▸ Records for processing

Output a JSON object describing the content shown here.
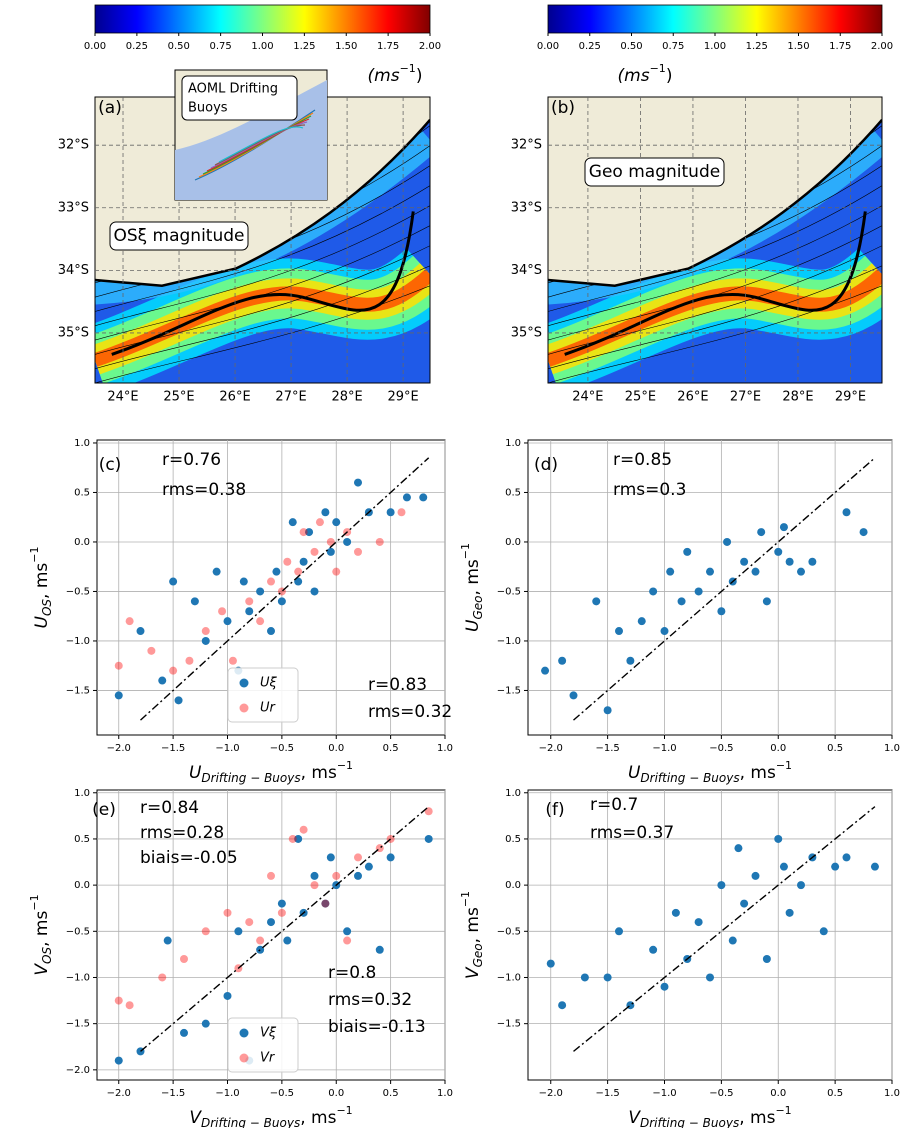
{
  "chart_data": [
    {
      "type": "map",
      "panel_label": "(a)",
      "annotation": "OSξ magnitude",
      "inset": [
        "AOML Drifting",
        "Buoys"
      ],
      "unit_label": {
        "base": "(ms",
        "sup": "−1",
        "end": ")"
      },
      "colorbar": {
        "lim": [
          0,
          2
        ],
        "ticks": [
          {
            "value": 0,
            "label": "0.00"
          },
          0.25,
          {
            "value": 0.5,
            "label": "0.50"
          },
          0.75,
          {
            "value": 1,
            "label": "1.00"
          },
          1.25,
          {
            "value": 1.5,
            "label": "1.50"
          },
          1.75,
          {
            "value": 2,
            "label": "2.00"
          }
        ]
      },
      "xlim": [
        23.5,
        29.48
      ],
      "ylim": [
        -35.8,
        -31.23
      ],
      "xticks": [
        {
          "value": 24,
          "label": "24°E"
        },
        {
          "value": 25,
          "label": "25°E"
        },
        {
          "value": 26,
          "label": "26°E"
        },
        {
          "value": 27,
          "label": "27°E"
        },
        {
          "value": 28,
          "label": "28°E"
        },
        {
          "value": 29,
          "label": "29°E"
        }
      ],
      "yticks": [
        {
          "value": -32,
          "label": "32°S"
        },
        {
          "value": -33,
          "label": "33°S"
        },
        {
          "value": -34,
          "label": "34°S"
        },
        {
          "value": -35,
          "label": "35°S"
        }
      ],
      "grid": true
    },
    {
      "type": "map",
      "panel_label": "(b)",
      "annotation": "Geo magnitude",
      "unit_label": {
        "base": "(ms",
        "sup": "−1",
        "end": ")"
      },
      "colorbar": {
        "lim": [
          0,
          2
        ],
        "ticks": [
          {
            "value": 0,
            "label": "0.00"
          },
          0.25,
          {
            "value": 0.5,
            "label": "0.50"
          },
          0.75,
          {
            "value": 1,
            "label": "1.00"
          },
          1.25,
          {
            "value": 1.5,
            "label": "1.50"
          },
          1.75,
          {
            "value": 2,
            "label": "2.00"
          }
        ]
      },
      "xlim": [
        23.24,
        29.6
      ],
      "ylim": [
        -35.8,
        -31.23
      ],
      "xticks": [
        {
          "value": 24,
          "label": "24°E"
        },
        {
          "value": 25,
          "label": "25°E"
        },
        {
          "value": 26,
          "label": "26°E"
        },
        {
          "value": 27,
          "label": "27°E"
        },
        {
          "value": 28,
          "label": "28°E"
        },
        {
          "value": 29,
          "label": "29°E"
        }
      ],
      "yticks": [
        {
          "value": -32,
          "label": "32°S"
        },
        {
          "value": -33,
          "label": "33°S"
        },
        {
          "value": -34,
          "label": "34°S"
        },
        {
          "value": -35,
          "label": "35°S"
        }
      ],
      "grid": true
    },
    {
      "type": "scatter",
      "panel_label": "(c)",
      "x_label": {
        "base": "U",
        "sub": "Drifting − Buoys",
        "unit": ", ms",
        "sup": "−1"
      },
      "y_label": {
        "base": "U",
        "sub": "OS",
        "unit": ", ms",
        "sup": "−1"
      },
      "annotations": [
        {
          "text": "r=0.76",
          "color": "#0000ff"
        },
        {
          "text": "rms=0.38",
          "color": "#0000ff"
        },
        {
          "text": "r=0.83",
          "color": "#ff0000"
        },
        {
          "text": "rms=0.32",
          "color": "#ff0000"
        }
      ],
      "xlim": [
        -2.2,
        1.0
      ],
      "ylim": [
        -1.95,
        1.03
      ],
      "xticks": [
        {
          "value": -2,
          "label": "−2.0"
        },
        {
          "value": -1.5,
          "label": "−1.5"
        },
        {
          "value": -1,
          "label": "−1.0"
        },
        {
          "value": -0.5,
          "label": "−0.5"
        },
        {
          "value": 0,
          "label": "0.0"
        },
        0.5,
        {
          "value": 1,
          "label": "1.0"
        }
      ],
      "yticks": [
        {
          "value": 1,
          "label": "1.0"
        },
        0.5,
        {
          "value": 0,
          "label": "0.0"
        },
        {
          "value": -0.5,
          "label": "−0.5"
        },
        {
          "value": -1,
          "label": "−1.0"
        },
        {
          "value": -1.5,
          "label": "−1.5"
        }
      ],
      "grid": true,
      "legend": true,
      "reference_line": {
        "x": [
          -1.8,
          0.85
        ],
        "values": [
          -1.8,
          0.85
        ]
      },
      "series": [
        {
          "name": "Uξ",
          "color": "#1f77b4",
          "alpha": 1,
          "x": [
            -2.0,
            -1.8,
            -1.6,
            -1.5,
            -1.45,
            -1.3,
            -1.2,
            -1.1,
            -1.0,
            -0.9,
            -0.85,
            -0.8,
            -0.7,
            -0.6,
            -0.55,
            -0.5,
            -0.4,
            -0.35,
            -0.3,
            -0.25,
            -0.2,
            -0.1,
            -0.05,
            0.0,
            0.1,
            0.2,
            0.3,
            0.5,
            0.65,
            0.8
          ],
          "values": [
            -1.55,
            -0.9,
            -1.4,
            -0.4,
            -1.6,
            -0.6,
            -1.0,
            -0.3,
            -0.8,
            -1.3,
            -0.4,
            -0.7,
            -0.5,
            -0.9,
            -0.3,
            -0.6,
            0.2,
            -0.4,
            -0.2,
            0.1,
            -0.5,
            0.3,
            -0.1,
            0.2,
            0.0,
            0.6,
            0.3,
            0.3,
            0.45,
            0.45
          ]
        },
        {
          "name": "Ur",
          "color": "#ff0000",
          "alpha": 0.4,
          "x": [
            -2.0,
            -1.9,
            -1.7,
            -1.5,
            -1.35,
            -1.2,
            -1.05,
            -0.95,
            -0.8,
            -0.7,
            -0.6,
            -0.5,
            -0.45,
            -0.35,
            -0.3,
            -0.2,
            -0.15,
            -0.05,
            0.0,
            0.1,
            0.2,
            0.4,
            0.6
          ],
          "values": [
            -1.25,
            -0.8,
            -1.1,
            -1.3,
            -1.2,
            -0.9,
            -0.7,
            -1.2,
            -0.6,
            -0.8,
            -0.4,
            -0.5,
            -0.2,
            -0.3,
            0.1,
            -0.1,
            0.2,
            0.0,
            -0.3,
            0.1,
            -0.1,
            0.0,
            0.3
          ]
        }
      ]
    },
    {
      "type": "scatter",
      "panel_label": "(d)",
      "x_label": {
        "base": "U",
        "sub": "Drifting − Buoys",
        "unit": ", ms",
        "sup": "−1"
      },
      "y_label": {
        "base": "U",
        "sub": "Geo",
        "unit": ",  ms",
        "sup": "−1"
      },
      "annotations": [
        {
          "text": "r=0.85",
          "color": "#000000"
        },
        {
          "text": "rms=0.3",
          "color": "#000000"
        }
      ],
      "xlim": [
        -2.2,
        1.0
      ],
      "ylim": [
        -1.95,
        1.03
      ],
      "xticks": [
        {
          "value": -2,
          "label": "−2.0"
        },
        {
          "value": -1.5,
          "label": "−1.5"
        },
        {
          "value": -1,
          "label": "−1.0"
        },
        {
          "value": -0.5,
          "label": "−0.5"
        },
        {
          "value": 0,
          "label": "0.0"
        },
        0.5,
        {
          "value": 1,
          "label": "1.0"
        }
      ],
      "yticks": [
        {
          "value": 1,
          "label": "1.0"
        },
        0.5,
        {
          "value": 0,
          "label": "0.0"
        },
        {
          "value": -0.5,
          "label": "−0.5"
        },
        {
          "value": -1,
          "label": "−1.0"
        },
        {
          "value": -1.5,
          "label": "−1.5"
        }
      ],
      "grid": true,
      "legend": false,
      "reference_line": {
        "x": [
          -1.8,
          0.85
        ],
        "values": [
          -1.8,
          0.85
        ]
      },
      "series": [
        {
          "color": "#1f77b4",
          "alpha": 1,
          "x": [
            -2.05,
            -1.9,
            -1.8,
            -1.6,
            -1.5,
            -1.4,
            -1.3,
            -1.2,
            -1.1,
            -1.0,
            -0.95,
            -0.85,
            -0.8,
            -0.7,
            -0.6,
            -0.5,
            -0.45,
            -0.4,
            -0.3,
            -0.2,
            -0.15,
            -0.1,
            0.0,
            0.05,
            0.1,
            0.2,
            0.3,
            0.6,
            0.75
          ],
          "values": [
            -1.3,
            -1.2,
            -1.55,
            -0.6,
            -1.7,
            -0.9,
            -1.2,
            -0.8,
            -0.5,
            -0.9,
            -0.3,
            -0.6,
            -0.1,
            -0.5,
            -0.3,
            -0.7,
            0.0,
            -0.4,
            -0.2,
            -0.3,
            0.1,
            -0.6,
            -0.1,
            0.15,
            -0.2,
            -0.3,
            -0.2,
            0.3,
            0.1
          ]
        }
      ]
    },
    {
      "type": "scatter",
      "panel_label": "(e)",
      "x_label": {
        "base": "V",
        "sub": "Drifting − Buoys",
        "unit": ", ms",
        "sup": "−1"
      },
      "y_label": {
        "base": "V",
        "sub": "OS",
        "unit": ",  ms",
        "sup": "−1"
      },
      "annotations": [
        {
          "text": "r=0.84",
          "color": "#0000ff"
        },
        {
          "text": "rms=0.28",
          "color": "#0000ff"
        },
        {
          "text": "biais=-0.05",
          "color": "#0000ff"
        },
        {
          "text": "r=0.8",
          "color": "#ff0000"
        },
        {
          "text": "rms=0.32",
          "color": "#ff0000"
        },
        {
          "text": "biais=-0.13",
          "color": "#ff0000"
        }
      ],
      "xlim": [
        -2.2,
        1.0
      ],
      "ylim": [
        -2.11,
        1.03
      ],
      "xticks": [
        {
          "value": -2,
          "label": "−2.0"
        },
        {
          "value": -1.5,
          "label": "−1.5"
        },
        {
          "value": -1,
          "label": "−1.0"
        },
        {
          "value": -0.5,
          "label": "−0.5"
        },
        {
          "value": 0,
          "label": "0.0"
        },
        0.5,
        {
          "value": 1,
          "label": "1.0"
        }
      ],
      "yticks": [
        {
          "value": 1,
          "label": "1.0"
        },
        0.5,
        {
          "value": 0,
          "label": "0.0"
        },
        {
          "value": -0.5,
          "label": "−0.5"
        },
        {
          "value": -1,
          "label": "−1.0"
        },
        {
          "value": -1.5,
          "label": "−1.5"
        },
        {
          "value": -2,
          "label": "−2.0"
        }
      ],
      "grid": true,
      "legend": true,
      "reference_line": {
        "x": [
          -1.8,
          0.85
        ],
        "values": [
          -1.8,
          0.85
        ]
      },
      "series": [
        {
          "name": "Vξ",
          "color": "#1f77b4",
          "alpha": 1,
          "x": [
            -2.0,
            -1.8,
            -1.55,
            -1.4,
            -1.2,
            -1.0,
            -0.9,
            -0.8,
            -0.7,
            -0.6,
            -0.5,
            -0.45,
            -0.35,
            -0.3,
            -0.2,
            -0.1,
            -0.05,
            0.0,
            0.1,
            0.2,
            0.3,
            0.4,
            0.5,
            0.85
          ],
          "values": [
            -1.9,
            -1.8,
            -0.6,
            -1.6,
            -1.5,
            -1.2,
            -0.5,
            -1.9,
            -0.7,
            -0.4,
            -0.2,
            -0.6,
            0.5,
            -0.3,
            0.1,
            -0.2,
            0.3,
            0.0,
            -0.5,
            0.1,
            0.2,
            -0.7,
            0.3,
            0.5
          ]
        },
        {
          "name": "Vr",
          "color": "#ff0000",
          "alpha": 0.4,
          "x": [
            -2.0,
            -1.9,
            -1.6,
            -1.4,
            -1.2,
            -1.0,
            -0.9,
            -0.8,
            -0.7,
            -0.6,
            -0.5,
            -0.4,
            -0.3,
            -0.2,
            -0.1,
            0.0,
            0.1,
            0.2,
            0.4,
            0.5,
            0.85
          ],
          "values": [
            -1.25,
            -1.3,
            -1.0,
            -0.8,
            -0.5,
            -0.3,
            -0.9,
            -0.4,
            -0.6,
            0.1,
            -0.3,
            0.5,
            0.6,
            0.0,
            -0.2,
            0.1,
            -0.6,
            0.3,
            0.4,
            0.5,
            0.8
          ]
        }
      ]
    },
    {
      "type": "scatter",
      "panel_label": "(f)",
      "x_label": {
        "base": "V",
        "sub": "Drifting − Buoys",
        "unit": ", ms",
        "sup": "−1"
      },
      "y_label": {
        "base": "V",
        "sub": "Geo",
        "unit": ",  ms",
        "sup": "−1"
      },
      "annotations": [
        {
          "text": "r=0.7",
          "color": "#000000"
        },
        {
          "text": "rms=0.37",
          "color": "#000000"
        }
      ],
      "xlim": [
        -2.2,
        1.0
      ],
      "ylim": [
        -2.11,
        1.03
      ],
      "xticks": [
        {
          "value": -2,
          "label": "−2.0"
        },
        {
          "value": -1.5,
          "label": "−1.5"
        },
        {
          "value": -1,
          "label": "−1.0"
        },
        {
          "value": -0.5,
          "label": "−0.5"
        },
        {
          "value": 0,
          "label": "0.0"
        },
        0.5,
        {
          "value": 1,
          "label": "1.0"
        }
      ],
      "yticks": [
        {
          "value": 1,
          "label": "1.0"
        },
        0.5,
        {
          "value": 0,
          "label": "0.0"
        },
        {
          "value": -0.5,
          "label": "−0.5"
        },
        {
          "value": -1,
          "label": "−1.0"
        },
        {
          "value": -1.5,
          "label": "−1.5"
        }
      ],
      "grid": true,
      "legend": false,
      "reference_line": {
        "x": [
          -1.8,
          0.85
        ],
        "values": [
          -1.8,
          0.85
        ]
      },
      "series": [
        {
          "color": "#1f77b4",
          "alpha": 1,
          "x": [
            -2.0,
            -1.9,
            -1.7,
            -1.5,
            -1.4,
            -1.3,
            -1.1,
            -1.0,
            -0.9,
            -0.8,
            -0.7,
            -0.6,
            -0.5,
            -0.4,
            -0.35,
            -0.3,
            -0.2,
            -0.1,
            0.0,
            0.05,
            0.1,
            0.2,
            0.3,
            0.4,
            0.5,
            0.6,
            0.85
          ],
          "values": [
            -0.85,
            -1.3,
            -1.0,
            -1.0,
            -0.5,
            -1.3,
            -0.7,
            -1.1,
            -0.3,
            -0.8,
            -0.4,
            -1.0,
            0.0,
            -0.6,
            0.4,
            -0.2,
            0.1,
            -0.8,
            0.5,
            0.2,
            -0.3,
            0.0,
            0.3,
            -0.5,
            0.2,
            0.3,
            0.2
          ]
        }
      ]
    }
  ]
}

▸ Prompt
Each line in the entries above that includes the string "magnitude" should be extracted.

▸ Problem solution
      "annotation": "OSξ magnitude",
      "annotation": "Geo magnitude",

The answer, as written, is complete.